Using the material that follows, identify and copy each line with the string "教师活动".

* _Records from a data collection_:

-.-.-

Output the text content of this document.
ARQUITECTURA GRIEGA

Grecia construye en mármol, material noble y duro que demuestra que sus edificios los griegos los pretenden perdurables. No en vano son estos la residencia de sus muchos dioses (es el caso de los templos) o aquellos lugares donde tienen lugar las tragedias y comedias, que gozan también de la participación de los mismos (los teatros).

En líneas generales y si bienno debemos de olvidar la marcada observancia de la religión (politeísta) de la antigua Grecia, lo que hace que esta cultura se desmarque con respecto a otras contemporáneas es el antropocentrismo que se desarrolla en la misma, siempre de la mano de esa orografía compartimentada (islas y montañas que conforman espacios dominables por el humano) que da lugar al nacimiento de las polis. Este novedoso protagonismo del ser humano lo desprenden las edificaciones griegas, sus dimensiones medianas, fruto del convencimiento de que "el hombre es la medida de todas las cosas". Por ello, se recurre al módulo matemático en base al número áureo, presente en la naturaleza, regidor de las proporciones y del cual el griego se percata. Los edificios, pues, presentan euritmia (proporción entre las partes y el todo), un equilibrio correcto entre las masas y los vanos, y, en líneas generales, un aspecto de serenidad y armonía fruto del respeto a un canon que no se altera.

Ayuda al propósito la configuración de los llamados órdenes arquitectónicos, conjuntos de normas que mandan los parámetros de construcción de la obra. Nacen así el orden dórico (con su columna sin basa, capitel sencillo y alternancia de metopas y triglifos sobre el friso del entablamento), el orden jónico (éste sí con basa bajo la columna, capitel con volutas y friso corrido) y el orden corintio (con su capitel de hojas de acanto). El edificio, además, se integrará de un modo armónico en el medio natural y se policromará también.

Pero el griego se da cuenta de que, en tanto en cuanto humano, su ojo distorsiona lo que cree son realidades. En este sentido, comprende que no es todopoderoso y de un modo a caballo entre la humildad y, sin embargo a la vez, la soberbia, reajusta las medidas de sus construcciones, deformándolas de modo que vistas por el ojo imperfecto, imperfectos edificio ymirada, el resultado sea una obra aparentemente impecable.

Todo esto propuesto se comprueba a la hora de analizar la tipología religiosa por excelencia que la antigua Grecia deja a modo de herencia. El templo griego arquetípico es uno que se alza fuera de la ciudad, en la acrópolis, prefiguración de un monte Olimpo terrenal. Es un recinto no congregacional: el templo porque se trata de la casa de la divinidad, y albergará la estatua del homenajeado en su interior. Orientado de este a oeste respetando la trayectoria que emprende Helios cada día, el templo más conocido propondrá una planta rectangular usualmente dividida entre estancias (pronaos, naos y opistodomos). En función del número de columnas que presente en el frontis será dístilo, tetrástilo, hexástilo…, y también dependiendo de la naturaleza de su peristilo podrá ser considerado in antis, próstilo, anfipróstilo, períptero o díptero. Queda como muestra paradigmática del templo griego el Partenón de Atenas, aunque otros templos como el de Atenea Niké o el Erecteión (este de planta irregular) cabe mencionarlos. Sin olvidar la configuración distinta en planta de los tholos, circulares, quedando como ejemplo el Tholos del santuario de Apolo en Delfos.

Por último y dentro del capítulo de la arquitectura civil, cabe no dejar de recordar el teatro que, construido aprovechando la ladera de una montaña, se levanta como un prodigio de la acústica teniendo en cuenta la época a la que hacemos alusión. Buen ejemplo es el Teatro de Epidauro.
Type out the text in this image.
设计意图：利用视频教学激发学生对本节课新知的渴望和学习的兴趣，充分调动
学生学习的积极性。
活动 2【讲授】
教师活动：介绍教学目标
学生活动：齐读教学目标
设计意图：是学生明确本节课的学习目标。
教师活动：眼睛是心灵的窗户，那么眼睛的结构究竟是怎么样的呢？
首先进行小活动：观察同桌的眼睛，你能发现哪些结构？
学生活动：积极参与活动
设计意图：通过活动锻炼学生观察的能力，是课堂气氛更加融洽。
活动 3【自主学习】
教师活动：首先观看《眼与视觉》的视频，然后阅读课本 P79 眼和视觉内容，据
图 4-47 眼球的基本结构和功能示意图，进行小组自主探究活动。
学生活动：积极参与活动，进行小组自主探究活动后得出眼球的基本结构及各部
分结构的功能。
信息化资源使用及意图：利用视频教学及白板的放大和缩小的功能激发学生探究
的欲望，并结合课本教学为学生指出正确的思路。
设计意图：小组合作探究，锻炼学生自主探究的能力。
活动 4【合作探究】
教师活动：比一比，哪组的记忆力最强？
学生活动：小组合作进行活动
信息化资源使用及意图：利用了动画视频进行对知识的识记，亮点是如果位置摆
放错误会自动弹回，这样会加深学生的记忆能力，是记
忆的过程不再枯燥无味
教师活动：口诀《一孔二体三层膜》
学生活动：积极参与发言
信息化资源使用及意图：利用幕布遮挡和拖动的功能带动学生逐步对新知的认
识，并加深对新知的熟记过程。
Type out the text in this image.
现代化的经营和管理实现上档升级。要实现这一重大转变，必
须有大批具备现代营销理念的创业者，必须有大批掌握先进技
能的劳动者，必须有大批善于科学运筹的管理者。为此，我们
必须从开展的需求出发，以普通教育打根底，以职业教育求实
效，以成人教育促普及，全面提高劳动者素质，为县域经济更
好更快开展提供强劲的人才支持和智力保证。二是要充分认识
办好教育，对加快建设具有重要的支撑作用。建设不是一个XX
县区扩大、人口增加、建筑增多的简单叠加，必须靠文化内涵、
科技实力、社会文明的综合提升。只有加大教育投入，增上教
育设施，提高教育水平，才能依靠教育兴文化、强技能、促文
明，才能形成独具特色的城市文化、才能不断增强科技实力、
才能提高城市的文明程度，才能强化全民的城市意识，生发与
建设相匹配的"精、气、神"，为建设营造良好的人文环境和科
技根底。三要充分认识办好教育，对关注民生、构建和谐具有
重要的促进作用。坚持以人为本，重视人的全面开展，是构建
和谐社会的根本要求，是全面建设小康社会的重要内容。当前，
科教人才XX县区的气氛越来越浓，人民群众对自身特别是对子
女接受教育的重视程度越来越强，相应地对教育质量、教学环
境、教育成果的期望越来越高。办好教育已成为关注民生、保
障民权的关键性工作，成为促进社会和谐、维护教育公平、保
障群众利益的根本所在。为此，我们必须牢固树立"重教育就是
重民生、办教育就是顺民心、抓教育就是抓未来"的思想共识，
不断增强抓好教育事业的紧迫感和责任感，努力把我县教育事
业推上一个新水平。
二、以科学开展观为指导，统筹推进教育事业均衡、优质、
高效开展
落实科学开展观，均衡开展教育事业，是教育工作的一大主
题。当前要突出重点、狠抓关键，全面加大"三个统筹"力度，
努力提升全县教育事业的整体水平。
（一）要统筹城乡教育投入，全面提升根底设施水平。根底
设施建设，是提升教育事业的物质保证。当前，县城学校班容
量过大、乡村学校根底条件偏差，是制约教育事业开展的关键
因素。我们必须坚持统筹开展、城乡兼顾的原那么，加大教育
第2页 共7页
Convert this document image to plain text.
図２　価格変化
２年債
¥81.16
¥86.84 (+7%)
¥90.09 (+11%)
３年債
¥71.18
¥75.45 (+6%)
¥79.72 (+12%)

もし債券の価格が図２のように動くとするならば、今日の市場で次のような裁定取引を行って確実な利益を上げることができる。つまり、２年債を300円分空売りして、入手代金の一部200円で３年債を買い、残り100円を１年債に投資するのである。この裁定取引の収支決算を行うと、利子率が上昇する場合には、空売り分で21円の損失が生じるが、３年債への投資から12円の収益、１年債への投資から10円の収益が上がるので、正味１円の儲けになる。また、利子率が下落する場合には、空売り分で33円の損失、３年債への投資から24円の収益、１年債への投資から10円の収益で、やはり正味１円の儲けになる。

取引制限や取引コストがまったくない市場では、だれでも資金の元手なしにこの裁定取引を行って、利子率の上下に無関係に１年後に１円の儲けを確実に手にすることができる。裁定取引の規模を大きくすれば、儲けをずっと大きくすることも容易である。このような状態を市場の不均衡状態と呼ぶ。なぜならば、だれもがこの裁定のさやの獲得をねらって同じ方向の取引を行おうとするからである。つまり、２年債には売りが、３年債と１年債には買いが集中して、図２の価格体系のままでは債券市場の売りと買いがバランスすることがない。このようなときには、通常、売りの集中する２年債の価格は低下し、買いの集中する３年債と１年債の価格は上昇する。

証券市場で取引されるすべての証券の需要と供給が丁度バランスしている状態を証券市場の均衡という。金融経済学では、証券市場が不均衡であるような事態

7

-.-.-

* _Finished task_:
教师活动：介绍教学目标
教师活动：眼睛是心灵的窗户，那么眼睛的结构究竟是怎么样的呢？
教师活动：首先观看《眼与视觉》的视频，然后阅读课本 P79 眼和视觉内容，据
教师活动：比一比，哪组的记忆力最强？
教师活动：口诀《一孔二体三层膜》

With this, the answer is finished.